### INPUT DATA ###

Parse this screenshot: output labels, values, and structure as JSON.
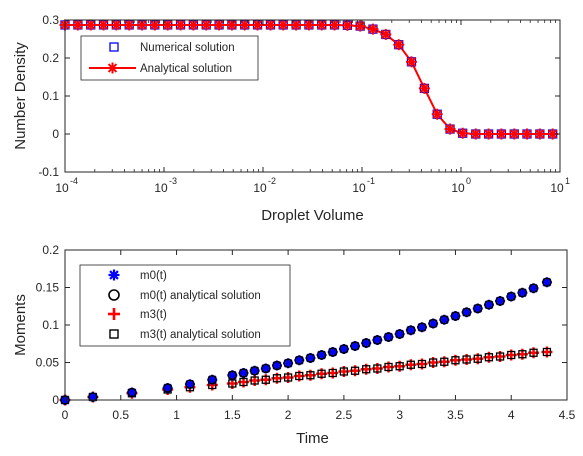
{
  "chart_data": [
    {
      "type": "scatter",
      "xlabel": "Droplet Volume",
      "ylabel": "Number Density",
      "xscale": "log",
      "xlim": [
        0.0001,
        10
      ],
      "ylim": [
        -0.1,
        0.3
      ],
      "xtick_labels": [
        "10",
        "10",
        "10",
        "10",
        "10",
        "10"
      ],
      "xtick_exponents": [
        "-4",
        "-3",
        "-2",
        "-1",
        "0",
        "1"
      ],
      "xtick_values": [
        0.0001,
        0.001,
        0.01,
        0.1,
        1,
        10
      ],
      "ytick_labels": [
        "-0.1",
        "0",
        "0.1",
        "0.2",
        "0.3"
      ],
      "ytick_values": [
        -0.1,
        0,
        0.1,
        0.2,
        0.3
      ],
      "legend_position": "top-left",
      "grid": false,
      "series": [
        {
          "name": "Numerical solution",
          "marker": "square",
          "color": "#0000ff",
          "x": [
            0.0001,
            0.000135,
            0.000182,
            0.000245,
            0.00033,
            0.000445,
            0.0006,
            0.000808,
            0.00109,
            0.00147,
            0.00198,
            0.00267,
            0.0036,
            0.00485,
            0.00654,
            0.00881,
            0.0119,
            0.016,
            0.0216,
            0.0291,
            0.0392,
            0.0528,
            0.0712,
            0.0959,
            0.129,
            0.174,
            0.235,
            0.316,
            0.427,
            0.575,
            0.775,
            1.04,
            1.41,
            1.9,
            2.56,
            3.45,
            4.64,
            6.26,
            8.43
          ],
          "y": [
            0.287,
            0.287,
            0.287,
            0.287,
            0.287,
            0.287,
            0.287,
            0.287,
            0.287,
            0.287,
            0.287,
            0.287,
            0.287,
            0.287,
            0.287,
            0.287,
            0.287,
            0.287,
            0.287,
            0.287,
            0.287,
            0.287,
            0.286,
            0.284,
            0.276,
            0.262,
            0.235,
            0.19,
            0.12,
            0.052,
            0.013,
            0.002,
            0.0,
            0.0,
            0.0,
            0.0,
            0.0,
            0.0,
            0.0
          ]
        },
        {
          "name": "Analytical solution",
          "marker": "asterisk-line",
          "color": "#ff0000",
          "x": [
            0.0001,
            0.000135,
            0.000182,
            0.000245,
            0.00033,
            0.000445,
            0.0006,
            0.000808,
            0.00109,
            0.00147,
            0.00198,
            0.00267,
            0.0036,
            0.00485,
            0.00654,
            0.00881,
            0.0119,
            0.016,
            0.0216,
            0.0291,
            0.0392,
            0.0528,
            0.0712,
            0.0959,
            0.129,
            0.174,
            0.235,
            0.316,
            0.427,
            0.575,
            0.775,
            1.04,
            1.41,
            1.9,
            2.56,
            3.45,
            4.64,
            6.26,
            8.43
          ],
          "y": [
            0.287,
            0.287,
            0.287,
            0.287,
            0.287,
            0.287,
            0.287,
            0.287,
            0.287,
            0.287,
            0.287,
            0.287,
            0.287,
            0.287,
            0.287,
            0.287,
            0.287,
            0.287,
            0.287,
            0.287,
            0.287,
            0.287,
            0.286,
            0.284,
            0.276,
            0.262,
            0.235,
            0.19,
            0.12,
            0.052,
            0.013,
            0.002,
            0.0,
            0.0,
            0.0,
            0.0,
            0.0,
            0.0,
            0.0
          ]
        }
      ]
    },
    {
      "type": "scatter",
      "xlabel": "Time",
      "ylabel": "Moments",
      "xlim": [
        0,
        4.5
      ],
      "ylim": [
        0,
        0.2
      ],
      "xtick_labels": [
        "0",
        "0.5",
        "1",
        "1.5",
        "2",
        "2.5",
        "3",
        "3.5",
        "4",
        "4.5"
      ],
      "xtick_values": [
        0,
        0.5,
        1,
        1.5,
        2,
        2.5,
        3,
        3.5,
        4,
        4.5
      ],
      "ytick_labels": [
        "0",
        "0.05",
        "0.1",
        "0.15",
        "0.2"
      ],
      "ytick_values": [
        0,
        0.05,
        0.1,
        0.15,
        0.2
      ],
      "legend_position": "top-left",
      "grid": false,
      "series": [
        {
          "name": "m0(t)",
          "marker": "asterisk",
          "color": "#0000ff",
          "x": [
            0.0,
            0.25,
            0.6,
            0.92,
            1.12,
            1.32,
            1.5,
            1.6,
            1.7,
            1.8,
            1.9,
            2.0,
            2.1,
            2.2,
            2.3,
            2.4,
            2.5,
            2.6,
            2.7,
            2.8,
            2.9,
            3.0,
            3.1,
            3.2,
            3.3,
            3.4,
            3.5,
            3.6,
            3.7,
            3.8,
            3.9,
            4.0,
            4.1,
            4.2,
            4.32
          ],
          "y": [
            0.0,
            0.004,
            0.01,
            0.016,
            0.021,
            0.027,
            0.033,
            0.036,
            0.039,
            0.042,
            0.046,
            0.049,
            0.053,
            0.056,
            0.06,
            0.064,
            0.068,
            0.072,
            0.076,
            0.08,
            0.084,
            0.088,
            0.093,
            0.097,
            0.102,
            0.107,
            0.112,
            0.117,
            0.122,
            0.127,
            0.132,
            0.138,
            0.143,
            0.149,
            0.157
          ]
        },
        {
          "name": "m0(t) analytical solution",
          "marker": "circle",
          "color": "#000000",
          "x": [
            0.0,
            0.25,
            0.6,
            0.92,
            1.12,
            1.32,
            1.5,
            1.6,
            1.7,
            1.8,
            1.9,
            2.0,
            2.1,
            2.2,
            2.3,
            2.4,
            2.5,
            2.6,
            2.7,
            2.8,
            2.9,
            3.0,
            3.1,
            3.2,
            3.3,
            3.4,
            3.5,
            3.6,
            3.7,
            3.8,
            3.9,
            4.0,
            4.1,
            4.2,
            4.32
          ],
          "y": [
            0.0,
            0.004,
            0.01,
            0.016,
            0.021,
            0.027,
            0.033,
            0.036,
            0.039,
            0.042,
            0.046,
            0.049,
            0.053,
            0.056,
            0.06,
            0.064,
            0.068,
            0.072,
            0.076,
            0.08,
            0.084,
            0.088,
            0.093,
            0.097,
            0.102,
            0.107,
            0.112,
            0.117,
            0.122,
            0.127,
            0.132,
            0.138,
            0.143,
            0.149,
            0.157
          ]
        },
        {
          "name": "m3(t)",
          "marker": "plus",
          "color": "#ff0000",
          "x": [
            0.0,
            0.25,
            0.6,
            0.92,
            1.12,
            1.32,
            1.5,
            1.6,
            1.7,
            1.8,
            1.9,
            2.0,
            2.1,
            2.2,
            2.3,
            2.4,
            2.5,
            2.6,
            2.7,
            2.8,
            2.9,
            3.0,
            3.1,
            3.2,
            3.3,
            3.4,
            3.5,
            3.6,
            3.7,
            3.8,
            3.9,
            4.0,
            4.1,
            4.2,
            4.32
          ],
          "y": [
            0.0,
            0.004,
            0.009,
            0.014,
            0.017,
            0.02,
            0.022,
            0.024,
            0.026,
            0.027,
            0.029,
            0.03,
            0.032,
            0.033,
            0.035,
            0.036,
            0.038,
            0.039,
            0.041,
            0.042,
            0.044,
            0.045,
            0.047,
            0.048,
            0.05,
            0.051,
            0.053,
            0.054,
            0.055,
            0.057,
            0.058,
            0.06,
            0.061,
            0.063,
            0.064
          ]
        },
        {
          "name": "m3(t) analytical solution",
          "marker": "square",
          "color": "#000000",
          "x": [
            0.0,
            0.25,
            0.6,
            0.92,
            1.12,
            1.32,
            1.5,
            1.6,
            1.7,
            1.8,
            1.9,
            2.0,
            2.1,
            2.2,
            2.3,
            2.4,
            2.5,
            2.6,
            2.7,
            2.8,
            2.9,
            3.0,
            3.1,
            3.2,
            3.3,
            3.4,
            3.5,
            3.6,
            3.7,
            3.8,
            3.9,
            4.0,
            4.1,
            4.2,
            4.32
          ],
          "y": [
            0.0,
            0.004,
            0.009,
            0.014,
            0.017,
            0.02,
            0.022,
            0.024,
            0.026,
            0.027,
            0.029,
            0.03,
            0.032,
            0.033,
            0.035,
            0.036,
            0.038,
            0.039,
            0.041,
            0.042,
            0.044,
            0.045,
            0.047,
            0.048,
            0.05,
            0.051,
            0.053,
            0.054,
            0.055,
            0.057,
            0.058,
            0.06,
            0.061,
            0.063,
            0.064
          ]
        }
      ]
    }
  ]
}
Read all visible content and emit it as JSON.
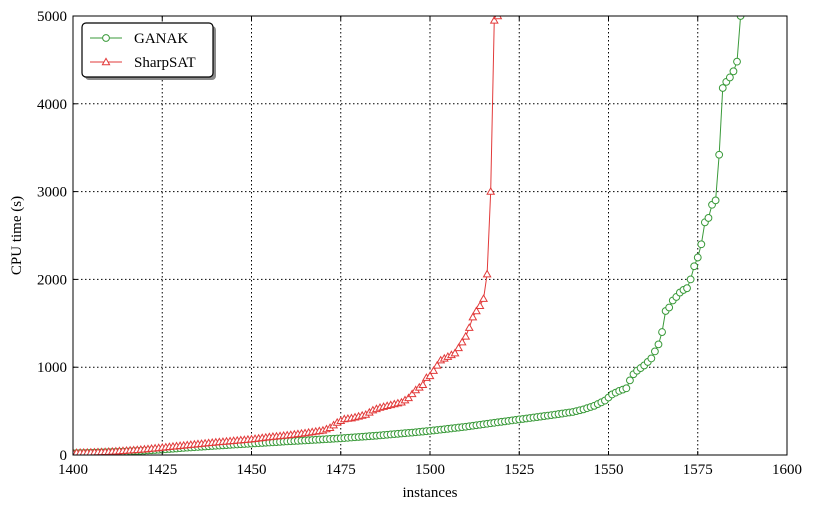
{
  "chart_data": {
    "type": "line",
    "title": "",
    "xlabel": "instances",
    "ylabel": "CPU time (s)",
    "xlim": [
      1400,
      1600
    ],
    "ylim": [
      0,
      5000
    ],
    "xticks": [
      1400,
      1425,
      1450,
      1475,
      1500,
      1525,
      1550,
      1575,
      1600
    ],
    "yticks": [
      0,
      1000,
      2000,
      3000,
      4000,
      5000
    ],
    "grid": true,
    "grid_style": "dotted",
    "legend_position": "top-left",
    "series": [
      {
        "name": "GANAK",
        "color": "#3a9a3a",
        "marker": "circle",
        "points": [
          [
            1400,
            20
          ],
          [
            1405,
            25
          ],
          [
            1410,
            32
          ],
          [
            1415,
            40
          ],
          [
            1420,
            50
          ],
          [
            1425,
            62
          ],
          [
            1430,
            78
          ],
          [
            1435,
            92
          ],
          [
            1440,
            105
          ],
          [
            1445,
            118
          ],
          [
            1450,
            130
          ],
          [
            1455,
            142
          ],
          [
            1460,
            155
          ],
          [
            1465,
            166
          ],
          [
            1470,
            178
          ],
          [
            1475,
            190
          ],
          [
            1480,
            205
          ],
          [
            1485,
            220
          ],
          [
            1490,
            238
          ],
          [
            1495,
            255
          ],
          [
            1500,
            275
          ],
          [
            1505,
            298
          ],
          [
            1510,
            322
          ],
          [
            1515,
            350
          ],
          [
            1520,
            378
          ],
          [
            1525,
            405
          ],
          [
            1530,
            432
          ],
          [
            1535,
            460
          ],
          [
            1540,
            490
          ],
          [
            1543,
            520
          ],
          [
            1546,
            560
          ],
          [
            1549,
            620
          ],
          [
            1551,
            690
          ],
          [
            1553,
            730
          ],
          [
            1555,
            760
          ],
          [
            1556,
            850
          ],
          [
            1557,
            920
          ],
          [
            1558,
            960
          ],
          [
            1560,
            1020
          ],
          [
            1562,
            1100
          ],
          [
            1563,
            1180
          ],
          [
            1564,
            1260
          ],
          [
            1565,
            1400
          ],
          [
            1566,
            1640
          ],
          [
            1567,
            1680
          ],
          [
            1568,
            1760
          ],
          [
            1569,
            1800
          ],
          [
            1570,
            1850
          ],
          [
            1571,
            1880
          ],
          [
            1572,
            1900
          ],
          [
            1573,
            2000
          ],
          [
            1574,
            2150
          ],
          [
            1575,
            2250
          ],
          [
            1576,
            2400
          ],
          [
            1577,
            2650
          ],
          [
            1578,
            2700
          ],
          [
            1579,
            2850
          ],
          [
            1580,
            2900
          ],
          [
            1581,
            3420
          ],
          [
            1582,
            4180
          ],
          [
            1583,
            4250
          ],
          [
            1584,
            4300
          ],
          [
            1585,
            4370
          ],
          [
            1586,
            4480
          ],
          [
            1587,
            5000
          ]
        ]
      },
      {
        "name": "SharpSAT",
        "color": "#e23a3a",
        "marker": "triangle",
        "points": [
          [
            1400,
            25
          ],
          [
            1405,
            30
          ],
          [
            1410,
            38
          ],
          [
            1415,
            50
          ],
          [
            1420,
            65
          ],
          [
            1425,
            85
          ],
          [
            1430,
            105
          ],
          [
            1435,
            125
          ],
          [
            1440,
            145
          ],
          [
            1445,
            162
          ],
          [
            1450,
            180
          ],
          [
            1455,
            205
          ],
          [
            1460,
            225
          ],
          [
            1465,
            250
          ],
          [
            1470,
            280
          ],
          [
            1472,
            310
          ],
          [
            1474,
            370
          ],
          [
            1476,
            410
          ],
          [
            1478,
            420
          ],
          [
            1480,
            440
          ],
          [
            1482,
            460
          ],
          [
            1484,
            510
          ],
          [
            1486,
            540
          ],
          [
            1488,
            560
          ],
          [
            1490,
            580
          ],
          [
            1492,
            600
          ],
          [
            1494,
            650
          ],
          [
            1496,
            740
          ],
          [
            1498,
            800
          ],
          [
            1499,
            880
          ],
          [
            1500,
            900
          ],
          [
            1502,
            1020
          ],
          [
            1503,
            1080
          ],
          [
            1505,
            1120
          ],
          [
            1507,
            1160
          ],
          [
            1508,
            1220
          ],
          [
            1510,
            1350
          ],
          [
            1511,
            1450
          ],
          [
            1512,
            1570
          ],
          [
            1513,
            1640
          ],
          [
            1514,
            1700
          ],
          [
            1515,
            1780
          ],
          [
            1516,
            2060
          ],
          [
            1517,
            3000
          ],
          [
            1518,
            4950
          ],
          [
            1519,
            5000
          ]
        ]
      }
    ]
  }
}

###

Pull out every line in the material above where "solution" occurs.

* ANSWER TO THIS EXERCISE:
          "name": "Numerical solution",
          "name": "Analytical solution",
          "name": "m0(t) analytical solution",
          "name": "m3(t) analytical solution",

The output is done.